[[ Data shown, beginning ]]
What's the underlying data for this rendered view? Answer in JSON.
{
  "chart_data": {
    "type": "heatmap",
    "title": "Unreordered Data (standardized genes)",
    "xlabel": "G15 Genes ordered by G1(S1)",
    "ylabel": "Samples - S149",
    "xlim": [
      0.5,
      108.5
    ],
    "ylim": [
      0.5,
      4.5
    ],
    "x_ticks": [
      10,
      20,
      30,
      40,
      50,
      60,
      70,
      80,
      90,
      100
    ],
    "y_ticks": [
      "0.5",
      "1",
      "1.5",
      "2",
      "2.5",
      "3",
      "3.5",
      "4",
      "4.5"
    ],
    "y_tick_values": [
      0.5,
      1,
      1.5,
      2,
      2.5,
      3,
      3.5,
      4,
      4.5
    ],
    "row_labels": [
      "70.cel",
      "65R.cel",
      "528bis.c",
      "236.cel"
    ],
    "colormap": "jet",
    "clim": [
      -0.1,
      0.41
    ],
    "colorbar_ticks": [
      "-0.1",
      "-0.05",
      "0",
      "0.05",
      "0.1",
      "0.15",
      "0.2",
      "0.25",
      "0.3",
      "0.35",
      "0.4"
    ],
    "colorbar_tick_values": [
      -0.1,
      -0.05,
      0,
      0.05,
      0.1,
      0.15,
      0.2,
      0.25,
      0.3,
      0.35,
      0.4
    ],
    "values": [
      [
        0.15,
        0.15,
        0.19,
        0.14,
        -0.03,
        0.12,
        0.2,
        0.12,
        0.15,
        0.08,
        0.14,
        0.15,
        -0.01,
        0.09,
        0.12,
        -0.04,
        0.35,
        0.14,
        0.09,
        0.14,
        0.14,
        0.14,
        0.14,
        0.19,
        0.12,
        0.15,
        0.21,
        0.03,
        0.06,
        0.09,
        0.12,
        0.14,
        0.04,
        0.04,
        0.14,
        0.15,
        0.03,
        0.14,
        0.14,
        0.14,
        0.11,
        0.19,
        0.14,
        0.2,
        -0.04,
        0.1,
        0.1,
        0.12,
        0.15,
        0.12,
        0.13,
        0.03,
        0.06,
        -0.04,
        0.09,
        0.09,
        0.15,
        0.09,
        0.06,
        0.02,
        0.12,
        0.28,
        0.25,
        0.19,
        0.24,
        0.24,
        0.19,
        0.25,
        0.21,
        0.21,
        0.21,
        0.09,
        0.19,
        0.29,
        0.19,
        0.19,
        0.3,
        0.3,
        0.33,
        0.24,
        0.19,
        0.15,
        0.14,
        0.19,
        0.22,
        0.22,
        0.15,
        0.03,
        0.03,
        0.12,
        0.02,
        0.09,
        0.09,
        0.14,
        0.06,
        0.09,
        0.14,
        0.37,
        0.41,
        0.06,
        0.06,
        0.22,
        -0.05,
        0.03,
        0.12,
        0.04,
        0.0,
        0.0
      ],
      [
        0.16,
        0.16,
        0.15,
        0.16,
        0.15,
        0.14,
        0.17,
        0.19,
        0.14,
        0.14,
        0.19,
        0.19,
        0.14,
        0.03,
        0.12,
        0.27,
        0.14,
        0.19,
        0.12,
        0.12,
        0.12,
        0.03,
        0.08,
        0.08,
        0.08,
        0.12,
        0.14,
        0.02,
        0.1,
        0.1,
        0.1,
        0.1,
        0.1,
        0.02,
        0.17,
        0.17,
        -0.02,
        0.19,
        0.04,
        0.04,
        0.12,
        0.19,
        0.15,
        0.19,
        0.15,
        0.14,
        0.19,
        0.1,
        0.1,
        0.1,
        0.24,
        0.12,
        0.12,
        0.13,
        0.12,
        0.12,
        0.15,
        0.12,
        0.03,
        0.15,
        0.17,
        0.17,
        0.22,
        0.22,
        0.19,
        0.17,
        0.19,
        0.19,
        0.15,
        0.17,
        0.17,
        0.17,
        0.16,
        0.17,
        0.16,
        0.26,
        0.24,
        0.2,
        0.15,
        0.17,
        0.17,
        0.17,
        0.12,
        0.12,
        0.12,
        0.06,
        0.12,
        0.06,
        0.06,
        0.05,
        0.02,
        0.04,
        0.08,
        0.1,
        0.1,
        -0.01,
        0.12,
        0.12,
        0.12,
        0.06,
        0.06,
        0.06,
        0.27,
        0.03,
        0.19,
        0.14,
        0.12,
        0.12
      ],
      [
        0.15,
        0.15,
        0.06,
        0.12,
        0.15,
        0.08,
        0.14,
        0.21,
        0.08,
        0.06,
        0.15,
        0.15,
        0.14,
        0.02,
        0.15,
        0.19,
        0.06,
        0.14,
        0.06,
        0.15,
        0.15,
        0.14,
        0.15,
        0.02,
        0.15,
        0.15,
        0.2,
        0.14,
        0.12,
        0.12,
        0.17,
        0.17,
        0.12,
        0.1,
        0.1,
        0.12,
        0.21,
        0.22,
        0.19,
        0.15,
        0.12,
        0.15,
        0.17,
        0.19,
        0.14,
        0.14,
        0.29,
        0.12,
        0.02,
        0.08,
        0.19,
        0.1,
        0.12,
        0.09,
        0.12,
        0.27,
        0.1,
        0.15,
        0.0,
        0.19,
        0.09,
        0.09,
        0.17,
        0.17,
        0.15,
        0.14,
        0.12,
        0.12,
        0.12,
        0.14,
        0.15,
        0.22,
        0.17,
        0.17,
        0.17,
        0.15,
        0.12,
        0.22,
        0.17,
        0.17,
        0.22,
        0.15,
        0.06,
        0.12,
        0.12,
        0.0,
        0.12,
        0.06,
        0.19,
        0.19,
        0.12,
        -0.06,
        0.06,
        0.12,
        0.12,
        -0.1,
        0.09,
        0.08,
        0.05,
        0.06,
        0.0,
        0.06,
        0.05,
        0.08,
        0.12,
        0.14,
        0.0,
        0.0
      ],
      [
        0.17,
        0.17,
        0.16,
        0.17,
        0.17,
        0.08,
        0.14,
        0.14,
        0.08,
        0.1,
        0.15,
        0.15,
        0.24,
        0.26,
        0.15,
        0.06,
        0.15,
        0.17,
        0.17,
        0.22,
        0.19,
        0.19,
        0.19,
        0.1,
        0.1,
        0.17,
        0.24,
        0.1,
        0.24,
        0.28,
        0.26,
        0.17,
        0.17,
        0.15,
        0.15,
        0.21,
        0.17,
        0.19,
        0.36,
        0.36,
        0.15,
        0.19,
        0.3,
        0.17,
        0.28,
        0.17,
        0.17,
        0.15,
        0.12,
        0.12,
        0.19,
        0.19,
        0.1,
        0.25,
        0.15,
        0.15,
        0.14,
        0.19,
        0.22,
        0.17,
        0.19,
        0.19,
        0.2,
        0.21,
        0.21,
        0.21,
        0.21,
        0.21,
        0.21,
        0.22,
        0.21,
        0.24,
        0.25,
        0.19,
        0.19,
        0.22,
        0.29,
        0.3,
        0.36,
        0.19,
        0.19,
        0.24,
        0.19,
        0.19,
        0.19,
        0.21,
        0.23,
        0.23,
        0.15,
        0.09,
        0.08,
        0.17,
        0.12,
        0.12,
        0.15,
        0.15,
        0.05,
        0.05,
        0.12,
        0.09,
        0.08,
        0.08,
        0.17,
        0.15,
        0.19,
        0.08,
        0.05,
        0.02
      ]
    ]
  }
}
[[ Data shown, end ]]
(Work task)
Using the data above, repeat every line exactly.

(Final answer)
What's the underlying data for this rendered view? Answer in JSON.
{
  "chart_data": {
    "type": "heatmap",
    "title": "Unreordered Data (standardized genes)",
    "xlabel": "G15 Genes ordered by G1(S1)",
    "ylabel": "Samples - S149",
    "xlim": [
      0.5,
      108.5
    ],
    "ylim": [
      0.5,
      4.5
    ],
    "x_ticks": [
      10,
      20,
      30,
      40,
      50,
      60,
      70,
      80,
      90,
      100
    ],
    "y_ticks": [
      "0.5",
      "1",
      "1.5",
      "2",
      "2.5",
      "3",
      "3.5",
      "4",
      "4.5"
    ],
    "y_tick_values": [
      0.5,
      1,
      1.5,
      2,
      2.5,
      3,
      3.5,
      4,
      4.5
    ],
    "row_labels": [
      "70.cel",
      "65R.cel",
      "528bis.c",
      "236.cel"
    ],
    "colormap": "jet",
    "clim": [
      -0.1,
      0.41
    ],
    "colorbar_ticks": [
      "-0.1",
      "-0.05",
      "0",
      "0.05",
      "0.1",
      "0.15",
      "0.2",
      "0.25",
      "0.3",
      "0.35",
      "0.4"
    ],
    "colorbar_tick_values": [
      -0.1,
      -0.05,
      0,
      0.05,
      0.1,
      0.15,
      0.2,
      0.25,
      0.3,
      0.35,
      0.4
    ],
    "values": [
      [
        0.15,
        0.15,
        0.19,
        0.14,
        -0.03,
        0.12,
        0.2,
        0.12,
        0.15,
        0.08,
        0.14,
        0.15,
        -0.01,
        0.09,
        0.12,
        -0.04,
        0.35,
        0.14,
        0.09,
        0.14,
        0.14,
        0.14,
        0.14,
        0.19,
        0.12,
        0.15,
        0.21,
        0.03,
        0.06,
        0.09,
        0.12,
        0.14,
        0.04,
        0.04,
        0.14,
        0.15,
        0.03,
        0.14,
        0.14,
        0.14,
        0.11,
        0.19,
        0.14,
        0.2,
        -0.04,
        0.1,
        0.1,
        0.12,
        0.15,
        0.12,
        0.13,
        0.03,
        0.06,
        -0.04,
        0.09,
        0.09,
        0.15,
        0.09,
        0.06,
        0.02,
        0.12,
        0.28,
        0.25,
        0.19,
        0.24,
        0.24,
        0.19,
        0.25,
        0.21,
        0.21,
        0.21,
        0.09,
        0.19,
        0.29,
        0.19,
        0.19,
        0.3,
        0.3,
        0.33,
        0.24,
        0.19,
        0.15,
        0.14,
        0.19,
        0.22,
        0.22,
        0.15,
        0.03,
        0.03,
        0.12,
        0.02,
        0.09,
        0.09,
        0.14,
        0.06,
        0.09,
        0.14,
        0.37,
        0.41,
        0.06,
        0.06,
        0.22,
        -0.05,
        0.03,
        0.12,
        0.04,
        0.0,
        0.0
      ],
      [
        0.16,
        0.16,
        0.15,
        0.16,
        0.15,
        0.14,
        0.17,
        0.19,
        0.14,
        0.14,
        0.19,
        0.19,
        0.14,
        0.03,
        0.12,
        0.27,
        0.14,
        0.19,
        0.12,
        0.12,
        0.12,
        0.03,
        0.08,
        0.08,
        0.08,
        0.12,
        0.14,
        0.02,
        0.1,
        0.1,
        0.1,
        0.1,
        0.1,
        0.02,
        0.17,
        0.17,
        -0.02,
        0.19,
        0.04,
        0.04,
        0.12,
        0.19,
        0.15,
        0.19,
        0.15,
        0.14,
        0.19,
        0.1,
        0.1,
        0.1,
        0.24,
        0.12,
        0.12,
        0.13,
        0.12,
        0.12,
        0.15,
        0.12,
        0.03,
        0.15,
        0.17,
        0.17,
        0.22,
        0.22,
        0.19,
        0.17,
        0.19,
        0.19,
        0.15,
        0.17,
        0.17,
        0.17,
        0.16,
        0.17,
        0.16,
        0.26,
        0.24,
        0.2,
        0.15,
        0.17,
        0.17,
        0.17,
        0.12,
        0.12,
        0.12,
        0.06,
        0.12,
        0.06,
        0.06,
        0.05,
        0.02,
        0.04,
        0.08,
        0.1,
        0.1,
        -0.01,
        0.12,
        0.12,
        0.12,
        0.06,
        0.06,
        0.06,
        0.27,
        0.03,
        0.19,
        0.14,
        0.12,
        0.12
      ],
      [
        0.15,
        0.15,
        0.06,
        0.12,
        0.15,
        0.08,
        0.14,
        0.21,
        0.08,
        0.06,
        0.15,
        0.15,
        0.14,
        0.02,
        0.15,
        0.19,
        0.06,
        0.14,
        0.06,
        0.15,
        0.15,
        0.14,
        0.15,
        0.02,
        0.15,
        0.15,
        0.2,
        0.14,
        0.12,
        0.12,
        0.17,
        0.17,
        0.12,
        0.1,
        0.1,
        0.12,
        0.21,
        0.22,
        0.19,
        0.15,
        0.12,
        0.15,
        0.17,
        0.19,
        0.14,
        0.14,
        0.29,
        0.12,
        0.02,
        0.08,
        0.19,
        0.1,
        0.12,
        0.09,
        0.12,
        0.27,
        0.1,
        0.15,
        0.0,
        0.19,
        0.09,
        0.09,
        0.17,
        0.17,
        0.15,
        0.14,
        0.12,
        0.12,
        0.12,
        0.14,
        0.15,
        0.22,
        0.17,
        0.17,
        0.17,
        0.15,
        0.12,
        0.22,
        0.17,
        0.17,
        0.22,
        0.15,
        0.06,
        0.12,
        0.12,
        0.0,
        0.12,
        0.06,
        0.19,
        0.19,
        0.12,
        -0.06,
        0.06,
        0.12,
        0.12,
        -0.1,
        0.09,
        0.08,
        0.05,
        0.06,
        0.0,
        0.06,
        0.05,
        0.08,
        0.12,
        0.14,
        0.0,
        0.0
      ],
      [
        0.17,
        0.17,
        0.16,
        0.17,
        0.17,
        0.08,
        0.14,
        0.14,
        0.08,
        0.1,
        0.15,
        0.15,
        0.24,
        0.26,
        0.15,
        0.06,
        0.15,
        0.17,
        0.17,
        0.22,
        0.19,
        0.19,
        0.19,
        0.1,
        0.1,
        0.17,
        0.24,
        0.1,
        0.24,
        0.28,
        0.26,
        0.17,
        0.17,
        0.15,
        0.15,
        0.21,
        0.17,
        0.19,
        0.36,
        0.36,
        0.15,
        0.19,
        0.3,
        0.17,
        0.28,
        0.17,
        0.17,
        0.15,
        0.12,
        0.12,
        0.19,
        0.19,
        0.1,
        0.25,
        0.15,
        0.15,
        0.14,
        0.19,
        0.22,
        0.17,
        0.19,
        0.19,
        0.2,
        0.21,
        0.21,
        0.21,
        0.21,
        0.21,
        0.21,
        0.22,
        0.21,
        0.24,
        0.25,
        0.19,
        0.19,
        0.22,
        0.29,
        0.3,
        0.36,
        0.19,
        0.19,
        0.24,
        0.19,
        0.19,
        0.19,
        0.21,
        0.23,
        0.23,
        0.15,
        0.09,
        0.08,
        0.17,
        0.12,
        0.12,
        0.15,
        0.15,
        0.05,
        0.05,
        0.12,
        0.09,
        0.08,
        0.08,
        0.17,
        0.15,
        0.19,
        0.08,
        0.05,
        0.02
      ]
    ]
  }
}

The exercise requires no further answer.